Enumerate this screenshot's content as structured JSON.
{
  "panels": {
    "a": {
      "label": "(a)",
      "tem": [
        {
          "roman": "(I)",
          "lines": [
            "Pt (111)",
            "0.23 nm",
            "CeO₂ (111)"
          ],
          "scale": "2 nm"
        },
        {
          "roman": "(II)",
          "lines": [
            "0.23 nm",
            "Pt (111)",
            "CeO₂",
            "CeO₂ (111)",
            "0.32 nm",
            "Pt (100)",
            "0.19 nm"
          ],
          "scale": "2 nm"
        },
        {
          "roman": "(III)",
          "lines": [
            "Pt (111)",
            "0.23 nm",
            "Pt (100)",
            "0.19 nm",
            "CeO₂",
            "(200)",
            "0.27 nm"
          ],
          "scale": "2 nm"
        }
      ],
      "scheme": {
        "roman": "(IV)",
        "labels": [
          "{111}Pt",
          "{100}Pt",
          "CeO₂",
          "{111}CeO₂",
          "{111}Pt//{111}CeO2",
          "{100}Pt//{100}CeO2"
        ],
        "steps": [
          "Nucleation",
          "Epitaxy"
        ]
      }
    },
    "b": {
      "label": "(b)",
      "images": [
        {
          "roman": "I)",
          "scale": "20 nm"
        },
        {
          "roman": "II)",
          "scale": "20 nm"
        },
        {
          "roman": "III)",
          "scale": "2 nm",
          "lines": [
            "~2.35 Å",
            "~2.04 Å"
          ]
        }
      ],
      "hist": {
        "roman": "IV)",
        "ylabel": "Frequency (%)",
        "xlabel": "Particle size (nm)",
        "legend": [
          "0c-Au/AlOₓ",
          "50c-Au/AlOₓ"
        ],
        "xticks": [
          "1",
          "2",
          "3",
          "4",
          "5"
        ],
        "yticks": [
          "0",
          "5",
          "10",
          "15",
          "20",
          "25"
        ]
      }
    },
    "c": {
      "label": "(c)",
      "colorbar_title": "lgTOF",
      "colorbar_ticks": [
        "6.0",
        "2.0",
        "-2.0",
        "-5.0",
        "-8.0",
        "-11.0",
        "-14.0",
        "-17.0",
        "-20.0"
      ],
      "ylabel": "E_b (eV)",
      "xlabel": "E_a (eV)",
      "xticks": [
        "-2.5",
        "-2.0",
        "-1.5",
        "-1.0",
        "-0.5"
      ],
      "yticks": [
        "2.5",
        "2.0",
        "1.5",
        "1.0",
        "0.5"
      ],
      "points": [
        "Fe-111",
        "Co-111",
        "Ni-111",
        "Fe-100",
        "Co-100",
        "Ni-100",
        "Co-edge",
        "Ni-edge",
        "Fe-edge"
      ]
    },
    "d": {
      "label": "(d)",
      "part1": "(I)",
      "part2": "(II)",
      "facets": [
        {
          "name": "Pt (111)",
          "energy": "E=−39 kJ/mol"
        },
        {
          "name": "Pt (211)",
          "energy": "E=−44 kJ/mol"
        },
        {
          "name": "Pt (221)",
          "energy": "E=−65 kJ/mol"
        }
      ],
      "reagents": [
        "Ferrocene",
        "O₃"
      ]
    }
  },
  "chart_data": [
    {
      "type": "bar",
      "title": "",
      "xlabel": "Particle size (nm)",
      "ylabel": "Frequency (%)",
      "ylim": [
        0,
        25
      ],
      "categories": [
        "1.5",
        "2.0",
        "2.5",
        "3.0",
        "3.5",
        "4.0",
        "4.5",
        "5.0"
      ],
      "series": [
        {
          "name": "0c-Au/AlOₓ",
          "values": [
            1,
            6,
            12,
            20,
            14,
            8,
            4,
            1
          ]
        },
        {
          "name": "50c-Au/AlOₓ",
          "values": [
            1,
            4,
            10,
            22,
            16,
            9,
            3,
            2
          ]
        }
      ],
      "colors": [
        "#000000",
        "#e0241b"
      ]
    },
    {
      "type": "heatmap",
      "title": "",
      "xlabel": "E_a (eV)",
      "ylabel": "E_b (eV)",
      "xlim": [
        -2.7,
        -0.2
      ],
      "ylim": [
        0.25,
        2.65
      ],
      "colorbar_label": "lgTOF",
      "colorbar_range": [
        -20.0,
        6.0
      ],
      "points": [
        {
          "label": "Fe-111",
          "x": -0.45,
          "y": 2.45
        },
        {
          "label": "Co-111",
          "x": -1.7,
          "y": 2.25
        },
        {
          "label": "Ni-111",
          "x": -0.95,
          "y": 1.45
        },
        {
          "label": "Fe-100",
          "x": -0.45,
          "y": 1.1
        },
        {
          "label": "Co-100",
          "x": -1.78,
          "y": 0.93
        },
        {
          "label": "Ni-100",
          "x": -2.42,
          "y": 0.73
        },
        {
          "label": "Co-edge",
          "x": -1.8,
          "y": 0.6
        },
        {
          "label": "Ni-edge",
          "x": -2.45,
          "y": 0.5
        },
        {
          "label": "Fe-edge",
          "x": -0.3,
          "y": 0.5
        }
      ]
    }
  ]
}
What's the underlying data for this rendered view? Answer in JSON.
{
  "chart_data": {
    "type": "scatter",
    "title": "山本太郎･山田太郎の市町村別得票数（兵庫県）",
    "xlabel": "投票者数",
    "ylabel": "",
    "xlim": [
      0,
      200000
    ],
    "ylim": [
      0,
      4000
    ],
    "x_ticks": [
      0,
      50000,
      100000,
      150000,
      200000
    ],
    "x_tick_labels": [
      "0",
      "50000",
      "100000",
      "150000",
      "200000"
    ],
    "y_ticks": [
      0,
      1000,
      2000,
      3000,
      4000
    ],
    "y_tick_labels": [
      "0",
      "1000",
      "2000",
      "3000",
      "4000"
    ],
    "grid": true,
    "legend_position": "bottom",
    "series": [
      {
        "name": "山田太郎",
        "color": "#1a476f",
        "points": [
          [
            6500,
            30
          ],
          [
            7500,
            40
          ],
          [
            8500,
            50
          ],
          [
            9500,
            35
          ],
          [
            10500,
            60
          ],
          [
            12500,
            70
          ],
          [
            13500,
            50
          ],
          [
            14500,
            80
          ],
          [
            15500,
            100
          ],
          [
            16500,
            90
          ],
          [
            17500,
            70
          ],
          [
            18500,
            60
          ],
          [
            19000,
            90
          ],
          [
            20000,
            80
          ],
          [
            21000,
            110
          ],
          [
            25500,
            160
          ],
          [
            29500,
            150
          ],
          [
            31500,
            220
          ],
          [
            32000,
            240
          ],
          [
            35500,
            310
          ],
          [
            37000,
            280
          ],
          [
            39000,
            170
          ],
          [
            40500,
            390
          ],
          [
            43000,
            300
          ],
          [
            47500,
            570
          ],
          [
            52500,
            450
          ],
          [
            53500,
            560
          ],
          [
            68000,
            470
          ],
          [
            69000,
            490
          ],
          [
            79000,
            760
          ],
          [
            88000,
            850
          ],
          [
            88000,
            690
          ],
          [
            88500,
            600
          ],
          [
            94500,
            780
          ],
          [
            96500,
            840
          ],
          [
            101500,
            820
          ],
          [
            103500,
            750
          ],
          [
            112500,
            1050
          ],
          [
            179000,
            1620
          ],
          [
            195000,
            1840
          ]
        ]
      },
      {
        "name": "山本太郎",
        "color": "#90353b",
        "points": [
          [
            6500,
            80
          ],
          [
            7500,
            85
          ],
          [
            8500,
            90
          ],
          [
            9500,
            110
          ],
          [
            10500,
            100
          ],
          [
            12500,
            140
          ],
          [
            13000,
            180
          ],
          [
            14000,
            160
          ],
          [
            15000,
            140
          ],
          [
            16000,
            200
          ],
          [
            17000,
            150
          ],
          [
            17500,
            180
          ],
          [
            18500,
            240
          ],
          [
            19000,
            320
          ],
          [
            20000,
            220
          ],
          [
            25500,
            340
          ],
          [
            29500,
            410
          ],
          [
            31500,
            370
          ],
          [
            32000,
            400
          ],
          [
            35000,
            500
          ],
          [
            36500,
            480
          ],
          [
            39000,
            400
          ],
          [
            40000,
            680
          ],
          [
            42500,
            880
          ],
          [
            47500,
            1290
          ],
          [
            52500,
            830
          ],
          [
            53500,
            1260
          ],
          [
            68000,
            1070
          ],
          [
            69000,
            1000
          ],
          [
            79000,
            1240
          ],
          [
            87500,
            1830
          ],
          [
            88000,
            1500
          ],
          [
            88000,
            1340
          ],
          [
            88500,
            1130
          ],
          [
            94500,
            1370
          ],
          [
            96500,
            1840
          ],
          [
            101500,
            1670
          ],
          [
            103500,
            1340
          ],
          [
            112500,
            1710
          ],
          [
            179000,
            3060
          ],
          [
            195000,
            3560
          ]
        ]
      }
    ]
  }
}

** REQUIRED WORK **
Gather each line in the entries above where the string "name" is found.

** SOLUTION **
          "name": "Pt (111)",
          "name": "Pt (211)",
          "name": "Pt (221)",
          "name": "0c-Au/AlOₓ",
          "name": "50c-Au/AlOₓ",
        "name": "山田太郎",
        "name": "山本太郎",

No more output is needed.